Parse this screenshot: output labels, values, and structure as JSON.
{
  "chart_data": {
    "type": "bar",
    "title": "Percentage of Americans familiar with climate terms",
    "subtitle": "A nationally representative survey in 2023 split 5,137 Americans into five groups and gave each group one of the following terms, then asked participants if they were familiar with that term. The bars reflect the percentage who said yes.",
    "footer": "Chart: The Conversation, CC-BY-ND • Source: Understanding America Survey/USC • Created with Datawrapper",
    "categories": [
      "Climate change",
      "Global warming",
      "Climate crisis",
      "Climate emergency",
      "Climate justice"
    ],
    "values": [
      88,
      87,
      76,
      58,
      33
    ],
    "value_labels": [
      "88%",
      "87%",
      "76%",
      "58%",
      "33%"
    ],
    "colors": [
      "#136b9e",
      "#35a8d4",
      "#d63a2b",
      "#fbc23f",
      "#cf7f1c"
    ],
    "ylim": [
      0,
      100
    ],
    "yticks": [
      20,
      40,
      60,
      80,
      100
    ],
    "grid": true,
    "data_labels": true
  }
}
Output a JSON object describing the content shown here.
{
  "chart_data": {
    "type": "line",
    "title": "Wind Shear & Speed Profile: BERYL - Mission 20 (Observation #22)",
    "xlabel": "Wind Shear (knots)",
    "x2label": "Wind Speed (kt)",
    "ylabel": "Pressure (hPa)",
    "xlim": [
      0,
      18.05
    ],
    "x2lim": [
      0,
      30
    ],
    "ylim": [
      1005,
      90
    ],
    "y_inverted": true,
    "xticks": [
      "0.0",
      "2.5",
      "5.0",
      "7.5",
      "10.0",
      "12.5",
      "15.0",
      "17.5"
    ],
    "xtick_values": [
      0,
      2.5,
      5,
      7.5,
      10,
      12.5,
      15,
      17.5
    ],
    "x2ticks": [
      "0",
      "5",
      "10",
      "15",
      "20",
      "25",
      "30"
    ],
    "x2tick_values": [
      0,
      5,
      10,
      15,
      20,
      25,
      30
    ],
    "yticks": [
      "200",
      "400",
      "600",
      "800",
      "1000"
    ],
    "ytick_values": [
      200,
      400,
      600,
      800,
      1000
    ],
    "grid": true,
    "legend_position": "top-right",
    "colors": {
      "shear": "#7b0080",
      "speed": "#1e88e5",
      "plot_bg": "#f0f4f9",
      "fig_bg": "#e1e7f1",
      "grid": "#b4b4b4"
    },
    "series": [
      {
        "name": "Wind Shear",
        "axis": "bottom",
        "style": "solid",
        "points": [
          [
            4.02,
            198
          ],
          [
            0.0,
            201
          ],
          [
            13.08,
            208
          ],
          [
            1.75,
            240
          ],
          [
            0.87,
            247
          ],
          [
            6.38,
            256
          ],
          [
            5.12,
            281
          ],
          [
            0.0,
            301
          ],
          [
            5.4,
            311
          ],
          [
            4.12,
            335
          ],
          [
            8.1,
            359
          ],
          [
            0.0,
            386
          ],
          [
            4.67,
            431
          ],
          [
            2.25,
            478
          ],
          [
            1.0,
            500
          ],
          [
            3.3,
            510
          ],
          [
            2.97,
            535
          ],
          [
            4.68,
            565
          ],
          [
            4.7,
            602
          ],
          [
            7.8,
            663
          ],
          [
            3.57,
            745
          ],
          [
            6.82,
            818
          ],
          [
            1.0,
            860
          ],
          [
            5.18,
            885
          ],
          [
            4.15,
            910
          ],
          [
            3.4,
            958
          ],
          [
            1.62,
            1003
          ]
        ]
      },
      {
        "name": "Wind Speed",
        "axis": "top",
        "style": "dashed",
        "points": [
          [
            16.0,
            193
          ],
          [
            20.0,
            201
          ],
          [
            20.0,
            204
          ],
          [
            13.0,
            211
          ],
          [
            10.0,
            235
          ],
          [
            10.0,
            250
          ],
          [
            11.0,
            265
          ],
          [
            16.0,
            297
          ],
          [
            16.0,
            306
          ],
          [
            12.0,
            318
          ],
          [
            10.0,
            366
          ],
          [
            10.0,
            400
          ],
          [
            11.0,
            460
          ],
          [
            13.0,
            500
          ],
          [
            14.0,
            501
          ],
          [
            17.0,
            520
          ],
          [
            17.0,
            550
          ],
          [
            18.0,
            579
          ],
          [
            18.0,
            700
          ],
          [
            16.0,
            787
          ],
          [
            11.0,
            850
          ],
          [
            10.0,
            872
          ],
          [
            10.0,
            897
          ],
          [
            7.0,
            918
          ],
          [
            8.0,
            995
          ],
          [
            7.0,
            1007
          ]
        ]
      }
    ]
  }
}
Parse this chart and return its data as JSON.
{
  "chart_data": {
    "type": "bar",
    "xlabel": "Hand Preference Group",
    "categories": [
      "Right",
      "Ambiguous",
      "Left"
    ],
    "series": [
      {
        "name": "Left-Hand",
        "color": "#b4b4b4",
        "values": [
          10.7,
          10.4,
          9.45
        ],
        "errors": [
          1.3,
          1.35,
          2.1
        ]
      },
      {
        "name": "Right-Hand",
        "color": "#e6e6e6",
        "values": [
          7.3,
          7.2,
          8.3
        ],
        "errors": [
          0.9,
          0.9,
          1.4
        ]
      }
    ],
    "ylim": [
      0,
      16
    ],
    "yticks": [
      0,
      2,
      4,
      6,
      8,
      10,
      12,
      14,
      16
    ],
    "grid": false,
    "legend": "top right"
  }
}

* _Given task_:
Every entry should be output exactly as written, please.

* _Solution for this exercise_:
Parse this screenshot: output labels, values, and structure as JSON.
{
  "chart_data": {
    "type": "bar",
    "title": "Percentage of Americans familiar with climate terms",
    "subtitle": "A nationally representative survey in 2023 split 5,137 Americans into five groups and gave each group one of the following terms, then asked participants if they were familiar with that term. The bars reflect the percentage who said yes.",
    "footer": "Chart: The Conversation, CC-BY-ND • Source: Understanding America Survey/USC • Created with Datawrapper",
    "categories": [
      "Climate change",
      "Global warming",
      "Climate crisis",
      "Climate emergency",
      "Climate justice"
    ],
    "values": [
      88,
      87,
      76,
      58,
      33
    ],
    "value_labels": [
      "88%",
      "87%",
      "76%",
      "58%",
      "33%"
    ],
    "colors": [
      "#136b9e",
      "#35a8d4",
      "#d63a2b",
      "#fbc23f",
      "#cf7f1c"
    ],
    "ylim": [
      0,
      100
    ],
    "yticks": [
      20,
      40,
      60,
      80,
      100
    ],
    "grid": true,
    "data_labels": true
  }
}
Output a JSON object describing the content shown here.
{
  "chart_data": {
    "type": "line",
    "title": "Wind Shear & Speed Profile: BERYL - Mission 20 (Observation #22)",
    "xlabel": "Wind Shear (knots)",
    "x2label": "Wind Speed (kt)",
    "ylabel": "Pressure (hPa)",
    "xlim": [
      0,
      18.05
    ],
    "x2lim": [
      0,
      30
    ],
    "ylim": [
      1005,
      90
    ],
    "y_inverted": true,
    "xticks": [
      "0.0",
      "2.5",
      "5.0",
      "7.5",
      "10.0",
      "12.5",
      "15.0",
      "17.5"
    ],
    "xtick_values": [
      0,
      2.5,
      5,
      7.5,
      10,
      12.5,
      15,
      17.5
    ],
    "x2ticks": [
      "0",
      "5",
      "10",
      "15",
      "20",
      "25",
      "30"
    ],
    "x2tick_values": [
      0,
      5,
      10,
      15,
      20,
      25,
      30
    ],
    "yticks": [
      "200",
      "400",
      "600",
      "800",
      "1000"
    ],
    "ytick_values": [
      200,
      400,
      600,
      800,
      1000
    ],
    "grid": true,
    "legend_position": "top-right",
    "colors": {
      "shear": "#7b0080",
      "speed": "#1e88e5",
      "plot_bg": "#f0f4f9",
      "fig_bg": "#e1e7f1",
      "grid": "#b4b4b4"
    },
    "series": [
      {
        "name": "Wind Shear",
        "axis": "bottom",
        "style": "solid",
        "points": [
          [
            4.02,
            198
          ],
          [
            0.0,
            201
          ],
          [
            13.08,
            208
          ],
          [
            1.75,
            240
          ],
          [
            0.87,
            247
          ],
          [
            6.38,
            256
          ],
          [
            5.12,
            281
          ],
          [
            0.0,
            301
          ],
          [
            5.4,
            311
          ],
          [
            4.12,
            335
          ],
          [
            8.1,
            359
          ],
          [
            0.0,
            386
          ],
          [
            4.67,
            431
          ],
          [
            2.25,
            478
          ],
          [
            1.0,
            500
          ],
          [
            3.3,
            510
          ],
          [
            2.97,
            535
          ],
          [
            4.68,
            565
          ],
          [
            4.7,
            602
          ],
          [
            7.8,
            663
          ],
          [
            3.57,
            745
          ],
          [
            6.82,
            818
          ],
          [
            1.0,
            860
          ],
          [
            5.18,
            885
          ],
          [
            4.15,
            910
          ],
          [
            3.4,
            958
          ],
          [
            1.62,
            1003
          ]
        ]
      },
      {
        "name": "Wind Speed",
        "axis": "top",
        "style": "dashed",
        "points": [
          [
            16.0,
            193
          ],
          [
            20.0,
            201
          ],
          [
            20.0,
            204
          ],
          [
            13.0,
            211
          ],
          [
            10.0,
            235
          ],
          [
            10.0,
            250
          ],
          [
            11.0,
            265
          ],
          [
            16.0,
            297
          ],
          [
            16.0,
            306
          ],
          [
            12.0,
            318
          ],
          [
            10.0,
            366
          ],
          [
            10.0,
            400
          ],
          [
            11.0,
            460
          ],
          [
            13.0,
            500
          ],
          [
            14.0,
            501
          ],
          [
            17.0,
            520
          ],
          [
            17.0,
            550
          ],
          [
            18.0,
            579
          ],
          [
            18.0,
            700
          ],
          [
            16.0,
            787
          ],
          [
            11.0,
            850
          ],
          [
            10.0,
            872
          ],
          [
            10.0,
            897
          ],
          [
            7.0,
            918
          ],
          [
            8.0,
            995
          ],
          [
            7.0,
            1007
          ]
        ]
      }
    ]
  }
}
Parse this chart and return its data as JSON.
{
  "chart_data": {
    "type": "bar",
    "xlabel": "Hand Preference Group",
    "categories": [
      "Right",
      "Ambiguous",
      "Left"
    ],
    "series": [
      {
        "name": "Left-Hand",
        "color": "#b4b4b4",
        "values": [
          10.7,
          10.4,
          9.45
        ],
        "errors": [
          1.3,
          1.35,
          2.1
        ]
      },
      {
        "name": "Right-Hand",
        "color": "#e6e6e6",
        "values": [
          7.3,
          7.2,
          8.3
        ],
        "errors": [
          0.9,
          0.9,
          1.4
        ]
      }
    ],
    "ylim": [
      0,
      16
    ],
    "yticks": [
      0,
      2,
      4,
      6,
      8,
      10,
      12,
      14,
      16
    ],
    "grid": false,
    "legend": "top right"
  }
}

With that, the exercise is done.